→ BRIEF
In the entries below, find the lines with the word "object" and copy them.

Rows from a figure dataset
══════

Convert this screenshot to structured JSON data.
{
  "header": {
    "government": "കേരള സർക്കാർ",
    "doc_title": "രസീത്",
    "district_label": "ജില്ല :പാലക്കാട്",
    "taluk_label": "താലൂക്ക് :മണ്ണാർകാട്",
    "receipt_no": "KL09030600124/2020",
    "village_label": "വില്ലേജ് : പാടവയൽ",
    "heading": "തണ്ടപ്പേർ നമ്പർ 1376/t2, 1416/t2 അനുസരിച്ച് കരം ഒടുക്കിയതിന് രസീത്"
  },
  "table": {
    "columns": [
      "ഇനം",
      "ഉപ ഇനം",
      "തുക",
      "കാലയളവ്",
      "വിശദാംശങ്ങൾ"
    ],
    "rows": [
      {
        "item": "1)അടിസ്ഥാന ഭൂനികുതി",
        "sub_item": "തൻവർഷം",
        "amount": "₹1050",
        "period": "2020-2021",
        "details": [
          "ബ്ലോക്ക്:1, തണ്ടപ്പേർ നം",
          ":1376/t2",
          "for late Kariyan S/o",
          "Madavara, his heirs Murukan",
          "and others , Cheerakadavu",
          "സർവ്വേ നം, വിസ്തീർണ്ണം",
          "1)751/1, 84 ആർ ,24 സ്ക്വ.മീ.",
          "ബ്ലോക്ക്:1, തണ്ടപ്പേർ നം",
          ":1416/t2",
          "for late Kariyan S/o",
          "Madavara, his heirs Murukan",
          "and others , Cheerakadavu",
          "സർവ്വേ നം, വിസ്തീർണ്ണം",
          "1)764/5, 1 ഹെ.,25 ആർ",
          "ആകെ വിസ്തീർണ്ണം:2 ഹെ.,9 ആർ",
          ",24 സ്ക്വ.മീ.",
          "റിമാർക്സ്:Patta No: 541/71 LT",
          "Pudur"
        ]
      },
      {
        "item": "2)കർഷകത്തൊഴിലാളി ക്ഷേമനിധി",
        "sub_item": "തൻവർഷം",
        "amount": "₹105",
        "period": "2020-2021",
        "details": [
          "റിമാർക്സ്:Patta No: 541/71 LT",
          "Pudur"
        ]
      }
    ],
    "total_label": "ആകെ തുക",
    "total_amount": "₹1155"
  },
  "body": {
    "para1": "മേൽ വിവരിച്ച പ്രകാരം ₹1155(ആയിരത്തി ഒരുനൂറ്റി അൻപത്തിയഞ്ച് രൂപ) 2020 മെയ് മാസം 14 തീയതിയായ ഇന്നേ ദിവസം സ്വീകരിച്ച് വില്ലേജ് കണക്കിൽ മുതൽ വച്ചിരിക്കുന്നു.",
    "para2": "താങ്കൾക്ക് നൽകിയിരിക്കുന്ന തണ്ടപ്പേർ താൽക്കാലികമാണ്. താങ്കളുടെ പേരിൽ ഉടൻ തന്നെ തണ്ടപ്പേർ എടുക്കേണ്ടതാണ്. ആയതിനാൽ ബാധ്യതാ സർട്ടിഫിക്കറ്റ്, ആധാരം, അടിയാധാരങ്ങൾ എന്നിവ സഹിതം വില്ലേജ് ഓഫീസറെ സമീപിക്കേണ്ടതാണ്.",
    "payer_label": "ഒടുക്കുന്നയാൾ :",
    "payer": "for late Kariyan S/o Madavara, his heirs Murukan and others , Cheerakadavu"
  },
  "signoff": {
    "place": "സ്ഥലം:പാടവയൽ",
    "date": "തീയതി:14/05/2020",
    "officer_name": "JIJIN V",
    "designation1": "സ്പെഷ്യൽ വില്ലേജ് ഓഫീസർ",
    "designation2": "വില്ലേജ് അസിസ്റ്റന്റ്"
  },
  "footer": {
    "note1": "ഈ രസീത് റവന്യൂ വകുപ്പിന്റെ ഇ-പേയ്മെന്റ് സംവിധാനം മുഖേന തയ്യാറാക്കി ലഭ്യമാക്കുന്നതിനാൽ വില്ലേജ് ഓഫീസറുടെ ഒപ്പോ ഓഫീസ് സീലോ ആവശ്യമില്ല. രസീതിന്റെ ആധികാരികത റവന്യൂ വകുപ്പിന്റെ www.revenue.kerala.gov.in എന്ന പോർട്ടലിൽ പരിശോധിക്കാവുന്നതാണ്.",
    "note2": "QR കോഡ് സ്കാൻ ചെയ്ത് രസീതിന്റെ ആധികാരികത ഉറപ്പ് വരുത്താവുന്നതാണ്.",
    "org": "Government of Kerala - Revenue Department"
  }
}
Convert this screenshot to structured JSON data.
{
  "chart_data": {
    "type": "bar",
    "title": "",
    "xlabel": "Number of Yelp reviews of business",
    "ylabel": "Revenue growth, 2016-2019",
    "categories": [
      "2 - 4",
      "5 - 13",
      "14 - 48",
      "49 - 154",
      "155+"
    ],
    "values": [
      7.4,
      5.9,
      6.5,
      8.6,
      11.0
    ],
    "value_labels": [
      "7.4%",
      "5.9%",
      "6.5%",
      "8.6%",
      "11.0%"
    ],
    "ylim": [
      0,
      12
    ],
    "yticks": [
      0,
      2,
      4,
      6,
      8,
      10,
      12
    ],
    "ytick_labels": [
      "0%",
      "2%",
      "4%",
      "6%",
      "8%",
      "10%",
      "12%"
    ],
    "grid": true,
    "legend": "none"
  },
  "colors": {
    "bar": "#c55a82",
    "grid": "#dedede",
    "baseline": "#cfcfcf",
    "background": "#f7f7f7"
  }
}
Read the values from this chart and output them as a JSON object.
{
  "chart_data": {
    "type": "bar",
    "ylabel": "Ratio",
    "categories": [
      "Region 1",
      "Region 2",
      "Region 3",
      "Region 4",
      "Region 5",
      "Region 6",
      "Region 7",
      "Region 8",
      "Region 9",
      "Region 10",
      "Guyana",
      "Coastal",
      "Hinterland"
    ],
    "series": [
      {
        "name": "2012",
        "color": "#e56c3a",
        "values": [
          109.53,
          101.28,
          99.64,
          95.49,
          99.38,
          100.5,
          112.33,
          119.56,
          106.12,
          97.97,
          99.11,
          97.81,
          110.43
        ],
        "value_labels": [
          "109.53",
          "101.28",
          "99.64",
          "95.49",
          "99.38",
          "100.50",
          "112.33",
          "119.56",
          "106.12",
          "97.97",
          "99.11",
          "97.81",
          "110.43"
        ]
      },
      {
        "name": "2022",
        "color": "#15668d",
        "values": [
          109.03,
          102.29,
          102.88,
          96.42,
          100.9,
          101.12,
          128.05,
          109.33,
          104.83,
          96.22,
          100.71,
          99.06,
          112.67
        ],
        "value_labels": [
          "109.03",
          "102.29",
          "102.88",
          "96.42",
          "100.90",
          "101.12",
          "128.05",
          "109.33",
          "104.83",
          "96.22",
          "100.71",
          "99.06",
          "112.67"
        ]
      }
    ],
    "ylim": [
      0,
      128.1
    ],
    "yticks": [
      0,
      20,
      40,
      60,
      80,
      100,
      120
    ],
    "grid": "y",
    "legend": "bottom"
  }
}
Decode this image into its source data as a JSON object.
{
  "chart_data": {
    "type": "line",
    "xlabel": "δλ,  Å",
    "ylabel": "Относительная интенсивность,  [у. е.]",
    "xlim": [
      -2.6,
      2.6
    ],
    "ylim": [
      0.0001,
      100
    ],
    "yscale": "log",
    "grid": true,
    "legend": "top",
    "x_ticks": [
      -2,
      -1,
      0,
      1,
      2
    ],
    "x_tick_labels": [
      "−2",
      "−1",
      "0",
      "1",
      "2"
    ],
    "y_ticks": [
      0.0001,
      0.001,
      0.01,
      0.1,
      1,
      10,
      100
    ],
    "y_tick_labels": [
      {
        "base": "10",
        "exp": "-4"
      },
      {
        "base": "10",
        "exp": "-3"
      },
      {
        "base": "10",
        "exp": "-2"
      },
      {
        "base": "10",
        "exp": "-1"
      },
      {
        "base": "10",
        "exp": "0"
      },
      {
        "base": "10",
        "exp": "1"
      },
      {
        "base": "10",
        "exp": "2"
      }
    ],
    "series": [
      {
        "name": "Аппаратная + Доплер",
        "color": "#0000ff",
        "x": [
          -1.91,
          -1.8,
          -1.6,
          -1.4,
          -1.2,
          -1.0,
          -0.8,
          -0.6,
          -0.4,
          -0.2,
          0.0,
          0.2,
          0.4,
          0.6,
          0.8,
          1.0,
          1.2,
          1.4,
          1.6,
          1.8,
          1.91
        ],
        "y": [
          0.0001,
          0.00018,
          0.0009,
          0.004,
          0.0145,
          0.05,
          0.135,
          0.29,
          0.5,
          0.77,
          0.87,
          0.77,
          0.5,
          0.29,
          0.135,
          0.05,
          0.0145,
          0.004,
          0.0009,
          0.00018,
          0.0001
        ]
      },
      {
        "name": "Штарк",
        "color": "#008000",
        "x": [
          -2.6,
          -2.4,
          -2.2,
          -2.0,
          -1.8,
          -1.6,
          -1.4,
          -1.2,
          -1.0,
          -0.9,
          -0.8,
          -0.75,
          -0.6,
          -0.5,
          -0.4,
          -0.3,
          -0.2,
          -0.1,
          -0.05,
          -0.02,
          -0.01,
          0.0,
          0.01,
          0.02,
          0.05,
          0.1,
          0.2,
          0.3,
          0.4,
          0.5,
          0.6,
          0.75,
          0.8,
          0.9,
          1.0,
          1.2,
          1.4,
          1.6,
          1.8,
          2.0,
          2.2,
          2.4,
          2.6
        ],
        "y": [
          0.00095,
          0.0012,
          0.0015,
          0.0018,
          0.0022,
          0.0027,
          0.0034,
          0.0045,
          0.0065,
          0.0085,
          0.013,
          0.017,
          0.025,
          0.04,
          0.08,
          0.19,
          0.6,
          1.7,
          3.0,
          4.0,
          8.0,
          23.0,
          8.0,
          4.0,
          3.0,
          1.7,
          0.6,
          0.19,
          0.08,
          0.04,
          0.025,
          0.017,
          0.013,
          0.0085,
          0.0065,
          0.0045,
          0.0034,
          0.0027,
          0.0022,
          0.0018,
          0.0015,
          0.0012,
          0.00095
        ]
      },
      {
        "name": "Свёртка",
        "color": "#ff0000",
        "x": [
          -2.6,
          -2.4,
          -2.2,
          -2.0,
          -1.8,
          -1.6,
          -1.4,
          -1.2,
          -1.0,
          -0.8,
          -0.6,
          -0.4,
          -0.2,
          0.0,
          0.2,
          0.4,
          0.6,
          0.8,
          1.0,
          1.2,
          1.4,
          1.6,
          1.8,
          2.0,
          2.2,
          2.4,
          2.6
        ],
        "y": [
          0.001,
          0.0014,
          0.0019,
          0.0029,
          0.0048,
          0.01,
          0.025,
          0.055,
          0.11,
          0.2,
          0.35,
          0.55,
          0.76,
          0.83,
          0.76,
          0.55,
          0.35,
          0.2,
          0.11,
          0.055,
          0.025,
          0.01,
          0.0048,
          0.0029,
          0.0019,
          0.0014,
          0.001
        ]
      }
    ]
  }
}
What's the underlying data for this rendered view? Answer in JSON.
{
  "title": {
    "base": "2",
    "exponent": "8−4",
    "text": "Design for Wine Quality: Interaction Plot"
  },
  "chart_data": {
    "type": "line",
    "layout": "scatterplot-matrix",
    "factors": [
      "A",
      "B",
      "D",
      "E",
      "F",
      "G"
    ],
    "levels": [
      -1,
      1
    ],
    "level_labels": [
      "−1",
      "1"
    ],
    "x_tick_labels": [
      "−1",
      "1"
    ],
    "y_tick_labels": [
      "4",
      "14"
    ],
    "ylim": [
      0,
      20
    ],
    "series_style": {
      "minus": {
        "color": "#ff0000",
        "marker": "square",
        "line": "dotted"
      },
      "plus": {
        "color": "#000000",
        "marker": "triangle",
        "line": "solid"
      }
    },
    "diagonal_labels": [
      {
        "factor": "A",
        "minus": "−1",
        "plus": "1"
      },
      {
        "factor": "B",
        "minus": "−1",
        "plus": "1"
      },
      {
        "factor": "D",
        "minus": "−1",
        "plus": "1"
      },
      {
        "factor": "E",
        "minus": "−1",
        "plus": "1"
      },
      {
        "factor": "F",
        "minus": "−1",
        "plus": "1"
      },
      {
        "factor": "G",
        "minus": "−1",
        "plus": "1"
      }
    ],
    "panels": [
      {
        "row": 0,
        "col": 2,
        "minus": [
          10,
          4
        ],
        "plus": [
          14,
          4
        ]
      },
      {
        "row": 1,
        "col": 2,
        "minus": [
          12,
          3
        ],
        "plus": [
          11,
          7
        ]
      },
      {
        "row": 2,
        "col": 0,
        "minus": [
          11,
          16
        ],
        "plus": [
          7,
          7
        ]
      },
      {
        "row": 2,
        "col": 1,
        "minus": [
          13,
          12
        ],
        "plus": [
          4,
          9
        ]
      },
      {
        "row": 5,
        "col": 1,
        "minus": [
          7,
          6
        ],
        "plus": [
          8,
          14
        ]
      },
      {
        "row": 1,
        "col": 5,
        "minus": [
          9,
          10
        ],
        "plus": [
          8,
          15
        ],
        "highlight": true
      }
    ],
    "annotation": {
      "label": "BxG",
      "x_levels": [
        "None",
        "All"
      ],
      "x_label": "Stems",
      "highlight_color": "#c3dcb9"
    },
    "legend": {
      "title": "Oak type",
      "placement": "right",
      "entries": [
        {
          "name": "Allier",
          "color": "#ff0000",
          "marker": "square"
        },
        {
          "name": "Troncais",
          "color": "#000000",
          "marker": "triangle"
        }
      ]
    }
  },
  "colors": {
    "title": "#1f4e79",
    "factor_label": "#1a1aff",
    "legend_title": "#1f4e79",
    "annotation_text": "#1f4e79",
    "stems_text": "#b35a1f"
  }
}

══════

→ RESPONSE TO THE EXERCISE
Read the values from this chart and output them as a JSON object.
Decode this image into its source data as a JSON object.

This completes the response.